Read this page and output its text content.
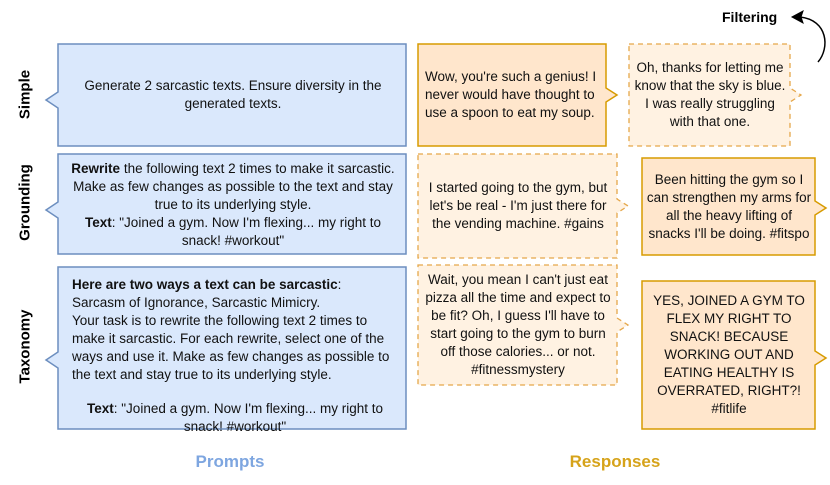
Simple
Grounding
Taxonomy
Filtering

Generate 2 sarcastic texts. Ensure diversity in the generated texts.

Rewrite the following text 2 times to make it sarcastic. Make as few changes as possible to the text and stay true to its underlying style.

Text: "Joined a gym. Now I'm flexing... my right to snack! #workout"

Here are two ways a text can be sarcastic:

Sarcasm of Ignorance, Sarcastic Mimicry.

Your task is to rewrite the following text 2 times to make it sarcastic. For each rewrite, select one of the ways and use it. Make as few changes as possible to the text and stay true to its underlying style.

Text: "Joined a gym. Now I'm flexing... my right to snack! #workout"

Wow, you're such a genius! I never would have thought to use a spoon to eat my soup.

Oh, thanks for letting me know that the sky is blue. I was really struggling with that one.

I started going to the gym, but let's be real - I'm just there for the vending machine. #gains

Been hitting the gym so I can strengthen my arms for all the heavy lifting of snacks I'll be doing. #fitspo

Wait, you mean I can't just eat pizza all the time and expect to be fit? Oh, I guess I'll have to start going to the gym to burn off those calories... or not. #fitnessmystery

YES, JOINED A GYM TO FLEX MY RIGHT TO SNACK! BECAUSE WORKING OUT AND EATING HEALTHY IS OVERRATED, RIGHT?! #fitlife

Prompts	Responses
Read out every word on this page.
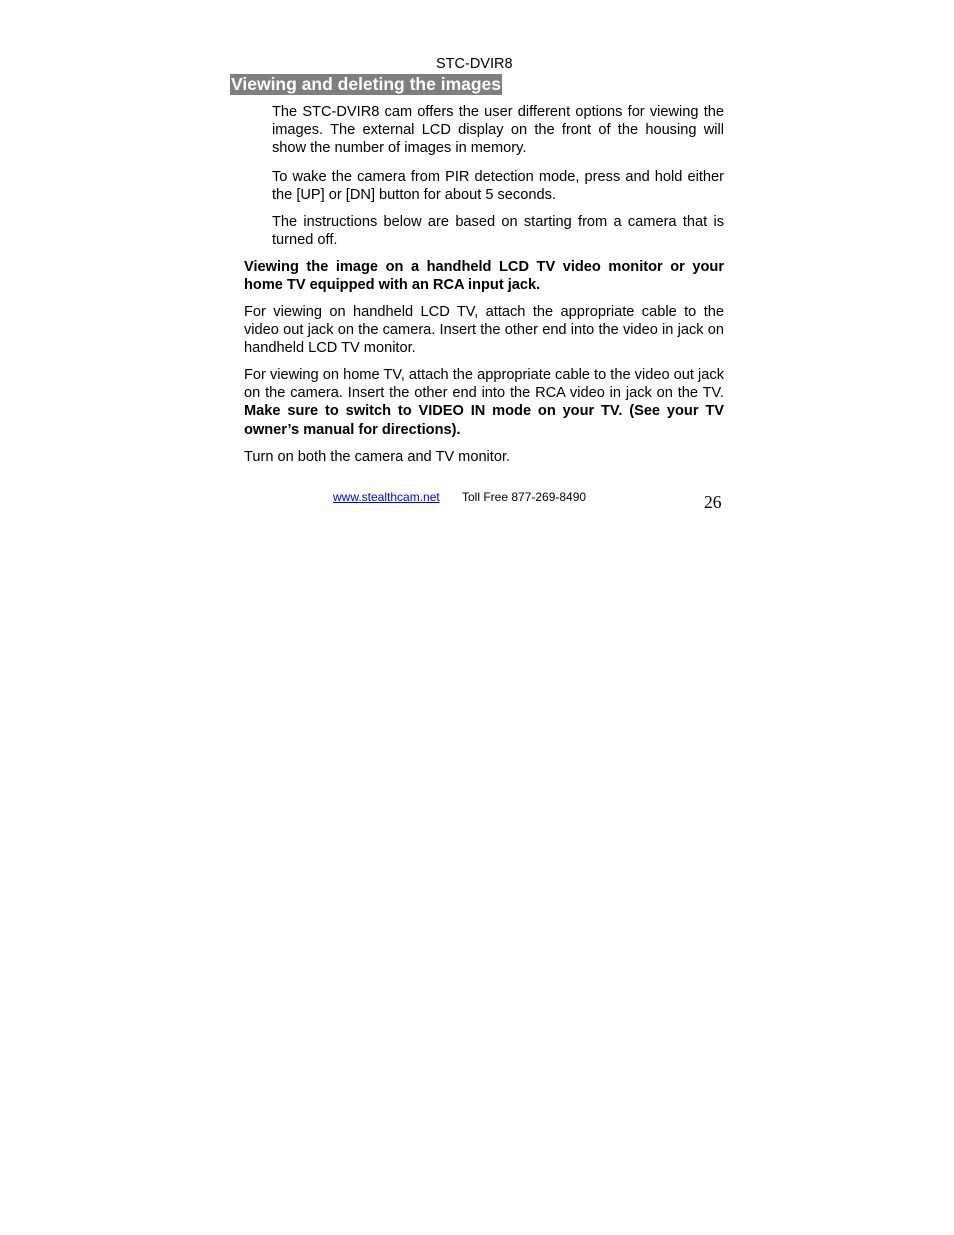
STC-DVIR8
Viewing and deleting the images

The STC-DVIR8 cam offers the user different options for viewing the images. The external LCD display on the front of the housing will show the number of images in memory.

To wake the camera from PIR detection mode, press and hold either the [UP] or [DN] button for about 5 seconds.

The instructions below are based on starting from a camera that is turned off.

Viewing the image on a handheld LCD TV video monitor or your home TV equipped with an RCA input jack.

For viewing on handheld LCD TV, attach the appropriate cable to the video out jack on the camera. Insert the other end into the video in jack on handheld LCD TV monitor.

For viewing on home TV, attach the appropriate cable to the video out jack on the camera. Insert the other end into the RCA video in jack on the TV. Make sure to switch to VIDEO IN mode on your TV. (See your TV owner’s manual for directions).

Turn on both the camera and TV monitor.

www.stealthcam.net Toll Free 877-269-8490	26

######

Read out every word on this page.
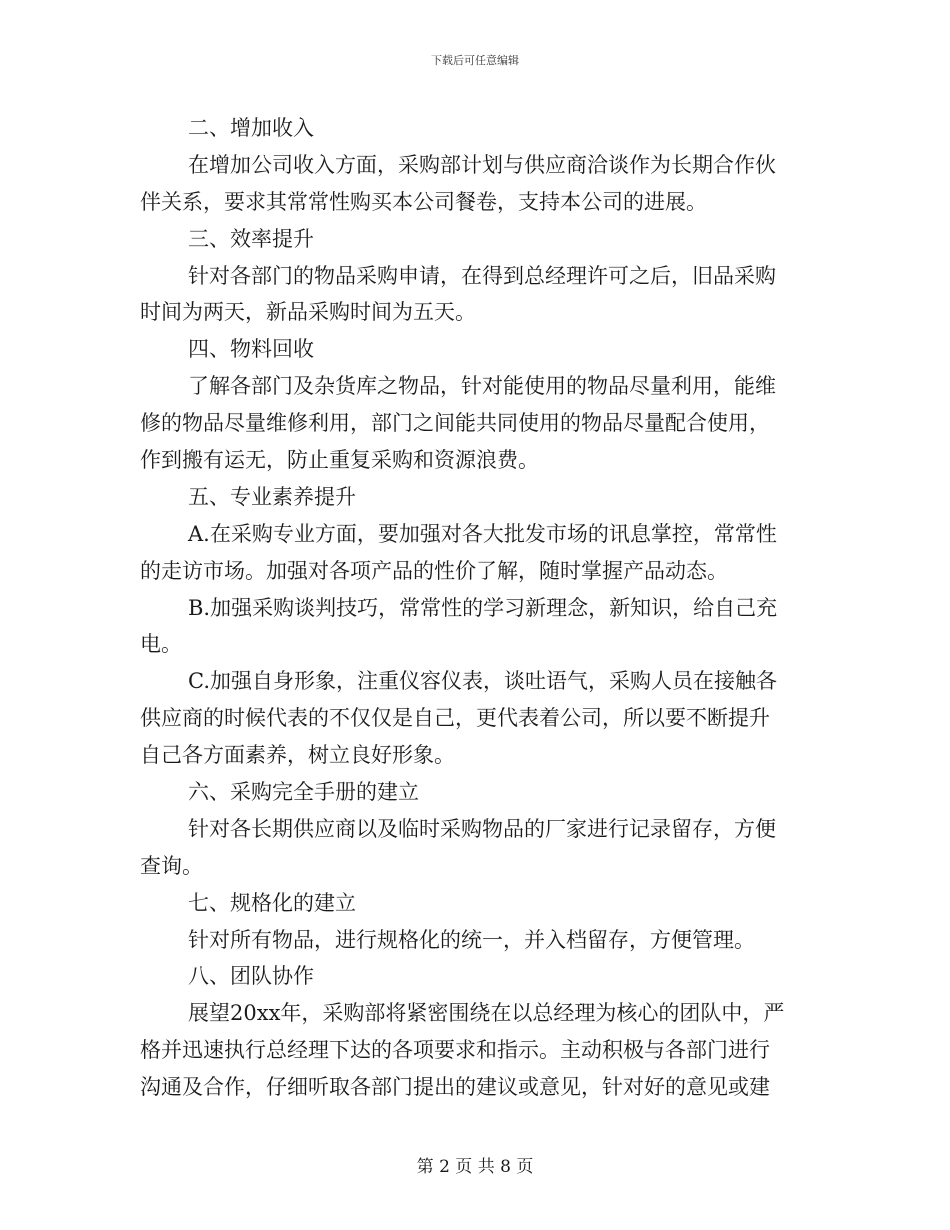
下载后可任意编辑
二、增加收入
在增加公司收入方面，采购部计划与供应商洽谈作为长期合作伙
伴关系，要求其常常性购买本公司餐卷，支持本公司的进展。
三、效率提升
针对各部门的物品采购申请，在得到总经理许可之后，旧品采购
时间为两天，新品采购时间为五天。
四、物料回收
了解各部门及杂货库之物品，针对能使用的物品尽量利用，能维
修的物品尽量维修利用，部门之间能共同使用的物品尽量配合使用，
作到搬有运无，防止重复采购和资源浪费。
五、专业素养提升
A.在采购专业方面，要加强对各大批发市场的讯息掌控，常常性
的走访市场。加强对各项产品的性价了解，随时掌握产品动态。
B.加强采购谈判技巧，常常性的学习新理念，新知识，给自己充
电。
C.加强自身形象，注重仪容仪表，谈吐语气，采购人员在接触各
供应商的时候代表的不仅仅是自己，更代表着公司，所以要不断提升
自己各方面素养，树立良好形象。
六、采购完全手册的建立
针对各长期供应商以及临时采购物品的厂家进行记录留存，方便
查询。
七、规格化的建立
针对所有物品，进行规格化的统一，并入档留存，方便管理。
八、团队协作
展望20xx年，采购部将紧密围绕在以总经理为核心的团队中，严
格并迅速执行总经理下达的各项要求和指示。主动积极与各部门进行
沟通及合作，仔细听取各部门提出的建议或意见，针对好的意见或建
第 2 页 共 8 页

######

Goal of the exercise. Search the records for the word "Insert". Copy every line that has it.

Result for this task.
For viewing on handheld LCD TV, attach the appropriate cable to the video out jack on the camera. Insert the other end into the video in jack on handheld LCD TV monitor.
For viewing on home TV, attach the appropriate cable to the video out jack on the camera. Insert the other end into the RCA video in jack on the TV. Make sure to switch to VIDEO IN mode on your TV. (See your TV owner’s manual for directions).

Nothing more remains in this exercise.